Annotations of page elements

- - - - - - -

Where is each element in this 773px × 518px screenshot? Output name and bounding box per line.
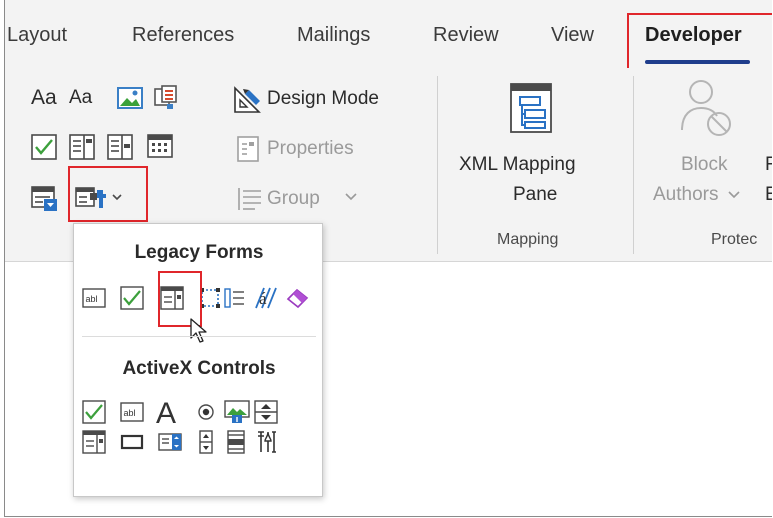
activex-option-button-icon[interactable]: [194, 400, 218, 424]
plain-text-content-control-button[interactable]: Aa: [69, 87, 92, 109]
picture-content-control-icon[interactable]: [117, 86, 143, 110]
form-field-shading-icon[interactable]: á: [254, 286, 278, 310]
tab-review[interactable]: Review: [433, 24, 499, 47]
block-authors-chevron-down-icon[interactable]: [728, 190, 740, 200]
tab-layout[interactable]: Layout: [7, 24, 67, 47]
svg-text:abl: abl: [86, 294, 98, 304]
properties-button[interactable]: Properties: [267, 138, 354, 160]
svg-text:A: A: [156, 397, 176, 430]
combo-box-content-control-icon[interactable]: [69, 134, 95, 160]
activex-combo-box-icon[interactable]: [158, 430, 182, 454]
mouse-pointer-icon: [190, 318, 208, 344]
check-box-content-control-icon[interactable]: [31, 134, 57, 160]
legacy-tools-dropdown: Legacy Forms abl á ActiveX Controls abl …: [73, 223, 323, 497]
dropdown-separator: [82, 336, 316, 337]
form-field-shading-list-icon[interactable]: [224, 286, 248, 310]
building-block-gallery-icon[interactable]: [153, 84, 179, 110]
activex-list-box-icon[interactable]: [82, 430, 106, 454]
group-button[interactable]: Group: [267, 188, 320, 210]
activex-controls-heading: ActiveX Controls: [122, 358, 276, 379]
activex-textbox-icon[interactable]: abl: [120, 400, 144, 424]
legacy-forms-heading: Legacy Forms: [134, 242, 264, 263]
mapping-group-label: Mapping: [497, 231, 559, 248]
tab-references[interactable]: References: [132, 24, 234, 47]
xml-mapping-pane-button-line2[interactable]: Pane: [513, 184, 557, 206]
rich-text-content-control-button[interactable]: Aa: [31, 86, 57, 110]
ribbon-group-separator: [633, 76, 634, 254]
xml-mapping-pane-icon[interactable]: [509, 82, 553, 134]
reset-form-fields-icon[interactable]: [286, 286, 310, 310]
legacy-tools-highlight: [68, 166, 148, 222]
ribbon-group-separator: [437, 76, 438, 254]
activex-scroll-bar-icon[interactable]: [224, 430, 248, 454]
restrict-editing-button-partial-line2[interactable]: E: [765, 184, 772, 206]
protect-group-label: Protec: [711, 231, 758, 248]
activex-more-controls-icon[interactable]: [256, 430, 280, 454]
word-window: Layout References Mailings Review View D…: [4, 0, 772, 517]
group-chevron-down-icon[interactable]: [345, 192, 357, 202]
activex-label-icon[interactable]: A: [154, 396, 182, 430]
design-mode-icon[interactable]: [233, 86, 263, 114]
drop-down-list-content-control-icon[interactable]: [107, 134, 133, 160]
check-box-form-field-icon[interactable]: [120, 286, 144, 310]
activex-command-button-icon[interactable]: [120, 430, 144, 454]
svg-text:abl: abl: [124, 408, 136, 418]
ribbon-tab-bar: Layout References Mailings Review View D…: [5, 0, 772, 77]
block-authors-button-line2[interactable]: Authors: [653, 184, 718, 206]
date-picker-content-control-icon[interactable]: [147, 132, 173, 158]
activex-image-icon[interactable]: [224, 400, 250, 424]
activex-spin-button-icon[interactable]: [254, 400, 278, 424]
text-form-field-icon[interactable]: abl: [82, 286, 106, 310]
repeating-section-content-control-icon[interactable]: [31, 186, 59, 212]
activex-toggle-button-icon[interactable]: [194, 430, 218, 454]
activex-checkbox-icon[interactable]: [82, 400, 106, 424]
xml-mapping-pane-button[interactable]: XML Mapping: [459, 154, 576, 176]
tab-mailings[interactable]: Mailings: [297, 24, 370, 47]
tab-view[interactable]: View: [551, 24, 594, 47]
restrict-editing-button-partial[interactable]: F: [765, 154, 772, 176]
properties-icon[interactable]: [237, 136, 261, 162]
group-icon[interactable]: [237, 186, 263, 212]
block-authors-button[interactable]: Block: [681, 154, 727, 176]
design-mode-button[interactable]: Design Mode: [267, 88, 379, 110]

- - - - - - -

* Directive *
Write out every entry above word for word, leaving out the pictures.

* Response for this exercise *
Where is each element in this 773px × 518px screenshot? Output name and bounding box per line.
activex-option-button-icon[interactable]: [194, 400, 218, 424]
plain-text-content-control-button[interactable]: Aa: [69, 87, 92, 109]
picture-content-control-icon[interactable]: [117, 86, 143, 110]
form-field-shading-icon[interactable]: á: [254, 286, 278, 310]
tab-review[interactable]: Review: [433, 24, 499, 47]
block-authors-chevron-down-icon[interactable]: [728, 190, 740, 200]
tab-layout[interactable]: Layout: [7, 24, 67, 47]
svg-text:abl: abl: [86, 294, 98, 304]
properties-button[interactable]: Properties: [267, 138, 354, 160]
svg-text:A: A: [156, 397, 176, 430]
combo-box-content-control-icon[interactable]: [69, 134, 95, 160]
activex-combo-box-icon[interactable]: [158, 430, 182, 454]
mouse-pointer-icon: [190, 318, 208, 344]
check-box-content-control-icon[interactable]: [31, 134, 57, 160]
legacy-tools-dropdown: Legacy Forms abl á ActiveX Controls abl …: [73, 223, 323, 497]
dropdown-separator: [82, 336, 316, 337]
form-field-shading-list-icon[interactable]: [224, 286, 248, 310]
building-block-gallery-icon[interactable]: [153, 84, 179, 110]
activex-list-box-icon[interactable]: [82, 430, 106, 454]
group-button[interactable]: Group: [267, 188, 320, 210]
activex-controls-heading: ActiveX Controls: [122, 358, 276, 379]
activex-textbox-icon[interactable]: abl: [120, 400, 144, 424]
legacy-forms-heading: Legacy Forms: [134, 242, 264, 263]
mapping-group-label: Mapping: [497, 231, 559, 248]
tab-references[interactable]: References: [132, 24, 234, 47]
xml-mapping-pane-button-line2[interactable]: Pane: [513, 184, 557, 206]
rich-text-content-control-button[interactable]: Aa: [31, 86, 57, 110]
ribbon-group-separator: [633, 76, 634, 254]
xml-mapping-pane-icon[interactable]: [509, 82, 553, 134]
reset-form-fields-icon[interactable]: [286, 286, 310, 310]
legacy-tools-highlight: [68, 166, 148, 222]
ribbon-group-separator: [437, 76, 438, 254]
activex-scroll-bar-icon[interactable]: [224, 430, 248, 454]
restrict-editing-button-partial-line2[interactable]: E: [765, 184, 772, 206]
protect-group-label: Protec: [711, 231, 758, 248]
activex-more-controls-icon[interactable]: [256, 430, 280, 454]
word-window: Layout References Mailings Review View D…: [4, 0, 772, 517]
group-chevron-down-icon[interactable]: [345, 192, 357, 202]
activex-label-icon[interactable]: A: [154, 396, 182, 430]
design-mode-icon[interactable]: [233, 86, 263, 114]
drop-down-list-content-control-icon[interactable]: [107, 134, 133, 160]
check-box-form-field-icon[interactable]: [120, 286, 144, 310]
activex-command-button-icon[interactable]: [120, 430, 144, 454]
svg-text:abl: abl: [124, 408, 136, 418]
ribbon-tab-bar: Layout References Mailings Review View D…: [5, 0, 772, 77]
block-authors-button-line2[interactable]: Authors: [653, 184, 718, 206]
date-picker-content-control-icon[interactable]: [147, 132, 173, 158]
activex-image-icon[interactable]: [224, 400, 250, 424]
activex-spin-button-icon[interactable]: [254, 400, 278, 424]
text-form-field-icon[interactable]: abl: [82, 286, 106, 310]
repeating-section-content-control-icon[interactable]: [31, 186, 59, 212]
activex-toggle-button-icon[interactable]: [194, 430, 218, 454]
activex-checkbox-icon[interactable]: [82, 400, 106, 424]
xml-mapping-pane-button[interactable]: XML Mapping: [459, 154, 576, 176]
tab-mailings[interactable]: Mailings: [297, 24, 370, 47]
tab-view[interactable]: View: [551, 24, 594, 47]
restrict-editing-button-partial[interactable]: F: [765, 154, 772, 176]
properties-icon[interactable]: [237, 136, 261, 162]
group-icon[interactable]: [237, 186, 263, 212]
block-authors-button[interactable]: Block: [681, 154, 727, 176]
design-mode-button[interactable]: Design Mode: [267, 88, 379, 110]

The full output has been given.